Element location listings:
* * *

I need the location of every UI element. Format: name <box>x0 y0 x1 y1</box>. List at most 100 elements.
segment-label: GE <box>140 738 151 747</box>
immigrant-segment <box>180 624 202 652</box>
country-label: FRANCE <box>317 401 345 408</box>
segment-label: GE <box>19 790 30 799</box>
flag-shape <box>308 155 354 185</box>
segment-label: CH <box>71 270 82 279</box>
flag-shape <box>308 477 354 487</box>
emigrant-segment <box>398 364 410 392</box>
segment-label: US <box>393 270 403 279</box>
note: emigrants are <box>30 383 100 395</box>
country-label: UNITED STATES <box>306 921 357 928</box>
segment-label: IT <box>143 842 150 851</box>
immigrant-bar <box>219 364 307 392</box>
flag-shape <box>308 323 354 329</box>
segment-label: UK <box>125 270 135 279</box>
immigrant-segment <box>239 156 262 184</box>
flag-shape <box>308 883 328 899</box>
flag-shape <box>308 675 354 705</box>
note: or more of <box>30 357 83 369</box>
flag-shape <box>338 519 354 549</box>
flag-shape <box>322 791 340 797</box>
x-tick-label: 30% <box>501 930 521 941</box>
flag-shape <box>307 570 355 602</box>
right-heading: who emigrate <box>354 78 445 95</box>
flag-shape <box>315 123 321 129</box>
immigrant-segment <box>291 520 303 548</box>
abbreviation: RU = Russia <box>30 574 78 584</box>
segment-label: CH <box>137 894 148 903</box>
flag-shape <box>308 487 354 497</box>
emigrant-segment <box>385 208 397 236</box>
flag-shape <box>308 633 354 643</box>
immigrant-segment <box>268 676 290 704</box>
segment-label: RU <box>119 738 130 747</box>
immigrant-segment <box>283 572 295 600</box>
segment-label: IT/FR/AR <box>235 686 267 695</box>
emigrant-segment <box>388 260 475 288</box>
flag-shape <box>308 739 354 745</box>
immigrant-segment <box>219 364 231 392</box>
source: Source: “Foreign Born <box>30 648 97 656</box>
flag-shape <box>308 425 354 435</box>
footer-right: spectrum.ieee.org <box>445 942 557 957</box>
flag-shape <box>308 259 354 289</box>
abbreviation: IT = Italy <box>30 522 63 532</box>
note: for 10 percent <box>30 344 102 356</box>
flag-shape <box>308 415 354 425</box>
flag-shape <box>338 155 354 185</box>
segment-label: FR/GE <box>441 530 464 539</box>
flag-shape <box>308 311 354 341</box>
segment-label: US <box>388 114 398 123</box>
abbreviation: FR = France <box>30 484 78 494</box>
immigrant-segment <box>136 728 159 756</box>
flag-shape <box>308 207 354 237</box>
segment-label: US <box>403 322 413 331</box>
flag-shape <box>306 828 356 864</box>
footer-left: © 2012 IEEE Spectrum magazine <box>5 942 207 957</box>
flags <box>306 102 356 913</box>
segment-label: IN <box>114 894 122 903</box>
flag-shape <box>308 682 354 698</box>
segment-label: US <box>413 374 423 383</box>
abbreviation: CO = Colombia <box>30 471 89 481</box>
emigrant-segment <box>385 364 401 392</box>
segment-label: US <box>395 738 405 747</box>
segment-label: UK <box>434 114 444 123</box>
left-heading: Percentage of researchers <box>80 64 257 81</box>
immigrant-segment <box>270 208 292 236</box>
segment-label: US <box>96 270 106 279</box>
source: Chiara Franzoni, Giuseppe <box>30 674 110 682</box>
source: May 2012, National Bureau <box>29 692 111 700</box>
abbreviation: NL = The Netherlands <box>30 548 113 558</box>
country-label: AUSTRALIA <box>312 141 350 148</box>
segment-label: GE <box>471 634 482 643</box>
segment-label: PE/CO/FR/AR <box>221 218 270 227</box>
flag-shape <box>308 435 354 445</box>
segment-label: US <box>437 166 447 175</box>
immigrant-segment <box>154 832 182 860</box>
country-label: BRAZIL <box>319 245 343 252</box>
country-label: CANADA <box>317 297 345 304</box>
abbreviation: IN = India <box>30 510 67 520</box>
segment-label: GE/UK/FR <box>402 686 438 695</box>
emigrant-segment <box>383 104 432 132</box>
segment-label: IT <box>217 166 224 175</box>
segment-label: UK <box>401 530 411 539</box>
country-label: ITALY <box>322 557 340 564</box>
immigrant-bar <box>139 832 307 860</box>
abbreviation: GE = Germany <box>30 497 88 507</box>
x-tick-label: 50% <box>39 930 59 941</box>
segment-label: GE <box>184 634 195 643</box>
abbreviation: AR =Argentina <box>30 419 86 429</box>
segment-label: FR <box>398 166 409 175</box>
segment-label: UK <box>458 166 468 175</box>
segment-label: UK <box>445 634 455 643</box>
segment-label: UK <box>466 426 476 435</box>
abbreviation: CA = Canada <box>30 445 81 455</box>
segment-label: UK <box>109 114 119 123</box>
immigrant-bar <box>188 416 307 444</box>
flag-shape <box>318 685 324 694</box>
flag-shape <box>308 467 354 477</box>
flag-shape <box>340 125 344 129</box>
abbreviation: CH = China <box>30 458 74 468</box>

* * *

What needs to be done: Transcribe every line of the entries above verbatim.

Result:
I need the location of every UI element. Format: name <box>x0 y0 x1 y1</box>. List at most 100 elements.
segment-label: GE <box>140 738 151 747</box>
immigrant-segment <box>180 624 202 652</box>
country-label: FRANCE <box>317 401 345 408</box>
segment-label: GE <box>19 790 30 799</box>
flag-shape <box>308 155 354 185</box>
segment-label: CH <box>71 270 82 279</box>
flag-shape <box>308 477 354 487</box>
emigrant-segment <box>398 364 410 392</box>
segment-label: US <box>393 270 403 279</box>
note: emigrants are <box>30 383 100 395</box>
country-label: UNITED STATES <box>306 921 357 928</box>
segment-label: IT <box>143 842 150 851</box>
immigrant-bar <box>219 364 307 392</box>
flag-shape <box>308 323 354 329</box>
segment-label: UK <box>125 270 135 279</box>
immigrant-segment <box>239 156 262 184</box>
flag-shape <box>308 883 328 899</box>
flag-shape <box>308 675 354 705</box>
note: or more of <box>30 357 83 369</box>
flag-shape <box>338 519 354 549</box>
flag-shape <box>322 791 340 797</box>
x-tick-label: 30% <box>501 930 521 941</box>
flag-shape <box>307 570 355 602</box>
right-heading: who emigrate <box>354 78 445 95</box>
flag-shape <box>315 123 321 129</box>
immigrant-segment <box>291 520 303 548</box>
abbreviation: RU = Russia <box>30 574 78 584</box>
segment-label: CH <box>137 894 148 903</box>
flag-shape <box>308 487 354 497</box>
emigrant-segment <box>385 208 397 236</box>
flag-shape <box>308 633 354 643</box>
immigrant-segment <box>268 676 290 704</box>
segment-label: RU <box>119 738 130 747</box>
immigrant-segment <box>283 572 295 600</box>
segment-label: IT/FR/AR <box>235 686 267 695</box>
emigrant-segment <box>388 260 475 288</box>
flag-shape <box>308 739 354 745</box>
immigrant-segment <box>219 364 231 392</box>
source: Source: “Foreign Born <box>30 648 97 656</box>
flag-shape <box>308 425 354 435</box>
footer-right: spectrum.ieee.org <box>445 942 557 957</box>
flag-shape <box>308 259 354 289</box>
abbreviation: IT = Italy <box>30 522 63 532</box>
note: for 10 percent <box>30 344 102 356</box>
flag-shape <box>308 415 354 425</box>
flag-shape <box>338 155 354 185</box>
segment-label: FR/GE <box>441 530 464 539</box>
flag-shape <box>308 311 354 341</box>
segment-label: US <box>388 114 398 123</box>
abbreviation: FR = France <box>30 484 78 494</box>
immigrant-segment <box>136 728 159 756</box>
flag-shape <box>308 207 354 237</box>
segment-label: US <box>403 322 413 331</box>
flag-shape <box>306 828 356 864</box>
footer-left: © 2012 IEEE Spectrum magazine <box>5 942 207 957</box>
flags <box>306 102 356 913</box>
segment-label: IN <box>114 894 122 903</box>
flag-shape <box>308 682 354 698</box>
segment-label: US <box>413 374 423 383</box>
abbreviation: CO = Colombia <box>30 471 89 481</box>
emigrant-segment <box>385 364 401 392</box>
segment-label: US <box>395 738 405 747</box>
segment-label: UK <box>434 114 444 123</box>
left-heading: Percentage of researchers <box>80 64 257 81</box>
immigrant-segment <box>270 208 292 236</box>
segment-label: US <box>96 270 106 279</box>
source: Chiara Franzoni, Giuseppe <box>30 674 110 682</box>
source: May 2012, National Bureau <box>29 692 111 700</box>
abbreviation: NL = The Netherlands <box>30 548 113 558</box>
country-label: AUSTRALIA <box>312 141 350 148</box>
segment-label: GE <box>471 634 482 643</box>
segment-label: PE/CO/FR/AR <box>221 218 270 227</box>
flag-shape <box>308 435 354 445</box>
segment-label: US <box>437 166 447 175</box>
immigrant-segment <box>154 832 182 860</box>
country-label: BRAZIL <box>319 245 343 252</box>
country-label: CANADA <box>317 297 345 304</box>
abbreviation: IN = India <box>30 510 67 520</box>
segment-label: GE/UK/FR <box>402 686 438 695</box>
emigrant-segment <box>383 104 432 132</box>
segment-label: IT <box>217 166 224 175</box>
segment-label: UK <box>401 530 411 539</box>
country-label: ITALY <box>322 557 340 564</box>
immigrant-bar <box>139 832 307 860</box>
abbreviation: GE = Germany <box>30 497 88 507</box>
x-tick-label: 50% <box>39 930 59 941</box>
segment-label: GE <box>184 634 195 643</box>
abbreviation: AR =Argentina <box>30 419 86 429</box>
segment-label: FR <box>398 166 409 175</box>
segment-label: UK <box>458 166 468 175</box>
segment-label: UK <box>445 634 455 643</box>
segment-label: UK <box>466 426 476 435</box>
abbreviation: CA = Canada <box>30 445 81 455</box>
segment-label: UK <box>109 114 119 123</box>
immigrant-bar <box>188 416 307 444</box>
flag-shape <box>318 685 324 694</box>
flag-shape <box>308 467 354 477</box>
flag-shape <box>340 125 344 129</box>
abbreviation: CH = China <box>30 458 74 468</box>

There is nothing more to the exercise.